WRITTEN INSTRUCTION ->
Tally the lines below that contain the word "English", and give only that number.

—————

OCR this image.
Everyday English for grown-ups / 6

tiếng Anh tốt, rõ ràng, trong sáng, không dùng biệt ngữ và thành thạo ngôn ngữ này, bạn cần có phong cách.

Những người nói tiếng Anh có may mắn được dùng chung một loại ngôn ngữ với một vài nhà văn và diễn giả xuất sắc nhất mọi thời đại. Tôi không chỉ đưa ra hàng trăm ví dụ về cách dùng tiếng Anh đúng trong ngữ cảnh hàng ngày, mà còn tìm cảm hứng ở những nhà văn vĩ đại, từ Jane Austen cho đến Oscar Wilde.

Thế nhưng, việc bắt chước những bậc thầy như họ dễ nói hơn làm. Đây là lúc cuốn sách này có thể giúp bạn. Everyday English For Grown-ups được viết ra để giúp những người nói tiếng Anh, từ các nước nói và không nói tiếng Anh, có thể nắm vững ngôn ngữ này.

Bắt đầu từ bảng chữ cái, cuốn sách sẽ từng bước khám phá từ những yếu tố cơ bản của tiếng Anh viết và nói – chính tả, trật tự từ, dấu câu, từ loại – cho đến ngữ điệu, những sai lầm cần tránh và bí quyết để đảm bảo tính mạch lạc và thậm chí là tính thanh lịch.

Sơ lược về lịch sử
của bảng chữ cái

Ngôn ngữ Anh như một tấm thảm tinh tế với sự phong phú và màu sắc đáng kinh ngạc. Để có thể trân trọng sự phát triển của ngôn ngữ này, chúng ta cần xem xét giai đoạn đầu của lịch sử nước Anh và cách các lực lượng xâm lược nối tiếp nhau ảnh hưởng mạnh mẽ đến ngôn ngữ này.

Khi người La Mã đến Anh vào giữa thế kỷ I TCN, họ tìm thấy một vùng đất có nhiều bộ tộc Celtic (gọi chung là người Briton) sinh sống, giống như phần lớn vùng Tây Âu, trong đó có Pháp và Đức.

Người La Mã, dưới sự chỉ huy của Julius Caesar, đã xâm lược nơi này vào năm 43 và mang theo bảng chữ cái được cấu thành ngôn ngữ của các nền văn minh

—————

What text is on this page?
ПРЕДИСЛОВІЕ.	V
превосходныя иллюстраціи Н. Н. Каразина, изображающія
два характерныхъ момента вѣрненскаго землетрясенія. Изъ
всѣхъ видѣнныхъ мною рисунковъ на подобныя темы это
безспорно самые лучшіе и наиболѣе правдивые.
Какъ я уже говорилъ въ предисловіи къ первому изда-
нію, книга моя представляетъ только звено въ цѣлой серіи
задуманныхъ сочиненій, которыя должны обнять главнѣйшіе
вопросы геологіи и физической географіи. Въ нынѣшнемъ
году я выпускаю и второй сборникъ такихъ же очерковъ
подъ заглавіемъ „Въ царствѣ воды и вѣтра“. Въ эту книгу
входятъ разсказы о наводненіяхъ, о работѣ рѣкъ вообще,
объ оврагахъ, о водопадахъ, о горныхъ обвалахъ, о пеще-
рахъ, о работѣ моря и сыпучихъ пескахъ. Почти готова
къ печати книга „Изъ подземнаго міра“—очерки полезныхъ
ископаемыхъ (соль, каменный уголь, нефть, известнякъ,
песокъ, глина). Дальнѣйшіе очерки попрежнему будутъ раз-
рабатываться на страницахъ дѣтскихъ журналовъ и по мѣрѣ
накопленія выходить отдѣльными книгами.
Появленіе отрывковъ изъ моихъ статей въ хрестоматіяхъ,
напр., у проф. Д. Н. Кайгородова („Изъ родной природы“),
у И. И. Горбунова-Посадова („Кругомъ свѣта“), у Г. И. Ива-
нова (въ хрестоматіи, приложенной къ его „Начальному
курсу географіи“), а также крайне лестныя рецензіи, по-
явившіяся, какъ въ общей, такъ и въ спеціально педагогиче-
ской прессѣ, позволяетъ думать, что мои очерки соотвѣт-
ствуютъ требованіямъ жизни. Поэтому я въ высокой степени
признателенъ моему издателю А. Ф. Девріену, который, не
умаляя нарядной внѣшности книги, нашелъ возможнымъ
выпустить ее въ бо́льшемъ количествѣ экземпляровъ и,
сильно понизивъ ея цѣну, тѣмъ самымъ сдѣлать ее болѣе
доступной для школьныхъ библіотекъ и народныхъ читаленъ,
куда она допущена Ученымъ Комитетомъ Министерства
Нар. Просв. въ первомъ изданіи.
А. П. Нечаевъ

—————

SOLUTION FOR THIS PROBLEM ->
2